Work to complete - An exact copy of all the data is required, with pictures left out.

Task data -
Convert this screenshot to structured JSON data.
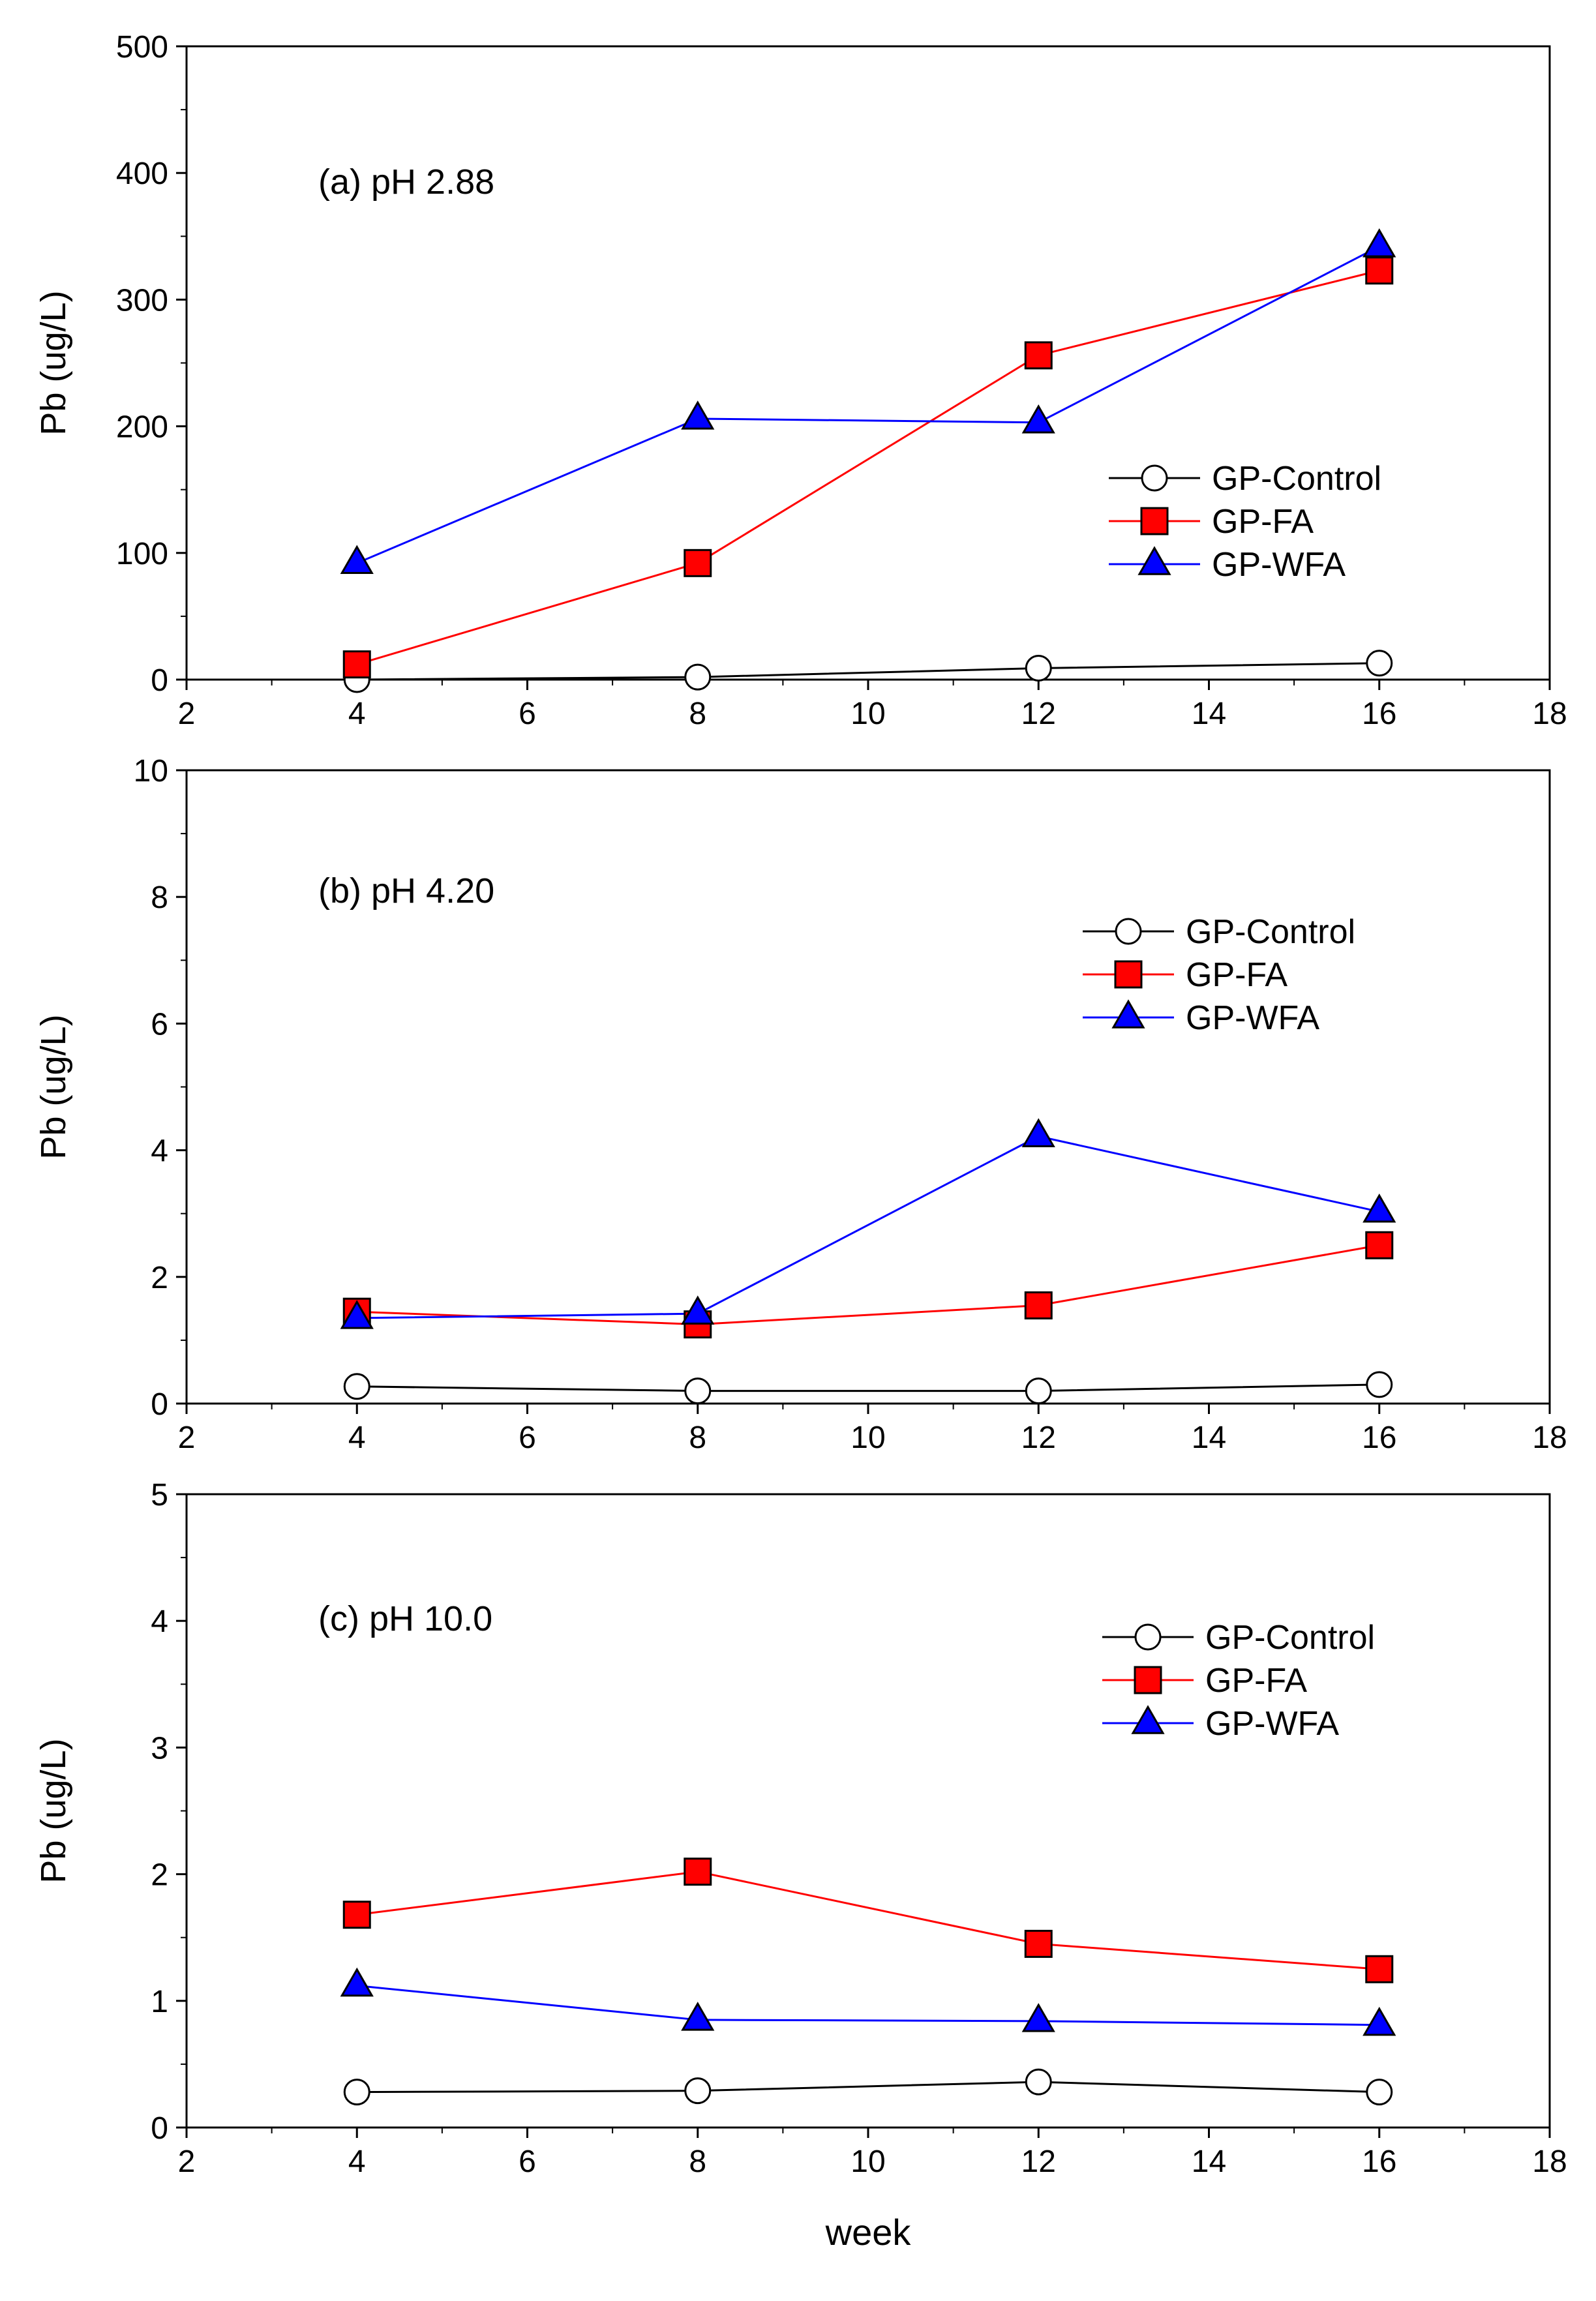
{
  "chart_data": [
    {
      "type": "line",
      "annotation": "(a) pH 2.88",
      "xlabel": "",
      "ylabel": "Pb (ug/L)",
      "xlim": [
        2,
        18
      ],
      "ylim": [
        0,
        500
      ],
      "xticks": [
        "2",
        "4",
        "6",
        "8",
        "10",
        "12",
        "14",
        "16",
        "18"
      ],
      "yticks": [
        "0",
        "100",
        "200",
        "300",
        "400",
        "500"
      ],
      "legend_position": "right-middle",
      "x": [
        4,
        8,
        12,
        16
      ],
      "series": [
        {
          "name": "GP-Control",
          "marker": "circle",
          "color": "#000000",
          "fill": "#ffffff",
          "values": [
            0,
            2,
            9,
            13
          ]
        },
        {
          "name": "GP-FA",
          "marker": "square",
          "color": "#ff0000",
          "fill": "#ff0000",
          "values": [
            12,
            92,
            256,
            323
          ]
        },
        {
          "name": "GP-WFA",
          "marker": "triangle",
          "color": "#0000ff",
          "fill": "#0000ff",
          "values": [
            92,
            206,
            203,
            342
          ]
        }
      ]
    },
    {
      "type": "line",
      "annotation": "(b) pH 4.20",
      "xlabel": "",
      "ylabel": "Pb (ug/L)",
      "xlim": [
        2,
        18
      ],
      "ylim": [
        0,
        10
      ],
      "xticks": [
        "2",
        "4",
        "6",
        "8",
        "10",
        "12",
        "14",
        "16",
        "18"
      ],
      "yticks": [
        "0",
        "2",
        "4",
        "6",
        "8",
        "10"
      ],
      "legend_position": "top-right",
      "x": [
        4,
        8,
        12,
        16
      ],
      "series": [
        {
          "name": "GP-Control",
          "marker": "circle",
          "color": "#000000",
          "fill": "#ffffff",
          "values": [
            0.27,
            0.2,
            0.2,
            0.3
          ]
        },
        {
          "name": "GP-FA",
          "marker": "square",
          "color": "#ff0000",
          "fill": "#ff0000",
          "values": [
            1.45,
            1.25,
            1.55,
            2.5
          ]
        },
        {
          "name": "GP-WFA",
          "marker": "triangle",
          "color": "#0000ff",
          "fill": "#0000ff",
          "values": [
            1.35,
            1.42,
            4.22,
            3.03
          ]
        }
      ]
    },
    {
      "type": "line",
      "annotation": "(c) pH 10.0",
      "xlabel": "week",
      "ylabel": "Pb (ug/L)",
      "xlim": [
        2,
        18
      ],
      "ylim": [
        0,
        5
      ],
      "xticks": [
        "2",
        "4",
        "6",
        "8",
        "10",
        "12",
        "14",
        "16",
        "18"
      ],
      "yticks": [
        "0",
        "1",
        "2",
        "3",
        "4",
        "5"
      ],
      "legend_position": "top-right",
      "x": [
        4,
        8,
        12,
        16
      ],
      "series": [
        {
          "name": "GP-Control",
          "marker": "circle",
          "color": "#000000",
          "fill": "#ffffff",
          "values": [
            0.28,
            0.29,
            0.36,
            0.28
          ]
        },
        {
          "name": "GP-FA",
          "marker": "square",
          "color": "#ff0000",
          "fill": "#ff0000",
          "values": [
            1.68,
            2.02,
            1.45,
            1.25
          ]
        },
        {
          "name": "GP-WFA",
          "marker": "triangle",
          "color": "#0000ff",
          "fill": "#0000ff",
          "values": [
            1.12,
            0.85,
            0.84,
            0.81
          ]
        }
      ]
    }
  ]
}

Reply -
Convert this screenshot to structured JSON data.
{
  "chart_data": [
    {
      "type": "line",
      "annotation": "(a) pH 2.88",
      "xlabel": "",
      "ylabel": "Pb (ug/L)",
      "xlim": [
        2,
        18
      ],
      "ylim": [
        0,
        500
      ],
      "xticks": [
        "2",
        "4",
        "6",
        "8",
        "10",
        "12",
        "14",
        "16",
        "18"
      ],
      "yticks": [
        "0",
        "100",
        "200",
        "300",
        "400",
        "500"
      ],
      "legend_position": "right-middle",
      "x": [
        4,
        8,
        12,
        16
      ],
      "series": [
        {
          "name": "GP-Control",
          "marker": "circle",
          "color": "#000000",
          "fill": "#ffffff",
          "values": [
            0,
            2,
            9,
            13
          ]
        },
        {
          "name": "GP-FA",
          "marker": "square",
          "color": "#ff0000",
          "fill": "#ff0000",
          "values": [
            12,
            92,
            256,
            323
          ]
        },
        {
          "name": "GP-WFA",
          "marker": "triangle",
          "color": "#0000ff",
          "fill": "#0000ff",
          "values": [
            92,
            206,
            203,
            342
          ]
        }
      ]
    },
    {
      "type": "line",
      "annotation": "(b) pH 4.20",
      "xlabel": "",
      "ylabel": "Pb (ug/L)",
      "xlim": [
        2,
        18
      ],
      "ylim": [
        0,
        10
      ],
      "xticks": [
        "2",
        "4",
        "6",
        "8",
        "10",
        "12",
        "14",
        "16",
        "18"
      ],
      "yticks": [
        "0",
        "2",
        "4",
        "6",
        "8",
        "10"
      ],
      "legend_position": "top-right",
      "x": [
        4,
        8,
        12,
        16
      ],
      "series": [
        {
          "name": "GP-Control",
          "marker": "circle",
          "color": "#000000",
          "fill": "#ffffff",
          "values": [
            0.27,
            0.2,
            0.2,
            0.3
          ]
        },
        {
          "name": "GP-FA",
          "marker": "square",
          "color": "#ff0000",
          "fill": "#ff0000",
          "values": [
            1.45,
            1.25,
            1.55,
            2.5
          ]
        },
        {
          "name": "GP-WFA",
          "marker": "triangle",
          "color": "#0000ff",
          "fill": "#0000ff",
          "values": [
            1.35,
            1.42,
            4.22,
            3.03
          ]
        }
      ]
    },
    {
      "type": "line",
      "annotation": "(c) pH 10.0",
      "xlabel": "week",
      "ylabel": "Pb (ug/L)",
      "xlim": [
        2,
        18
      ],
      "ylim": [
        0,
        5
      ],
      "xticks": [
        "2",
        "4",
        "6",
        "8",
        "10",
        "12",
        "14",
        "16",
        "18"
      ],
      "yticks": [
        "0",
        "1",
        "2",
        "3",
        "4",
        "5"
      ],
      "legend_position": "top-right",
      "x": [
        4,
        8,
        12,
        16
      ],
      "series": [
        {
          "name": "GP-Control",
          "marker": "circle",
          "color": "#000000",
          "fill": "#ffffff",
          "values": [
            0.28,
            0.29,
            0.36,
            0.28
          ]
        },
        {
          "name": "GP-FA",
          "marker": "square",
          "color": "#ff0000",
          "fill": "#ff0000",
          "values": [
            1.68,
            2.02,
            1.45,
            1.25
          ]
        },
        {
          "name": "GP-WFA",
          "marker": "triangle",
          "color": "#0000ff",
          "fill": "#0000ff",
          "values": [
            1.12,
            0.85,
            0.84,
            0.81
          ]
        }
      ]
    }
  ]
}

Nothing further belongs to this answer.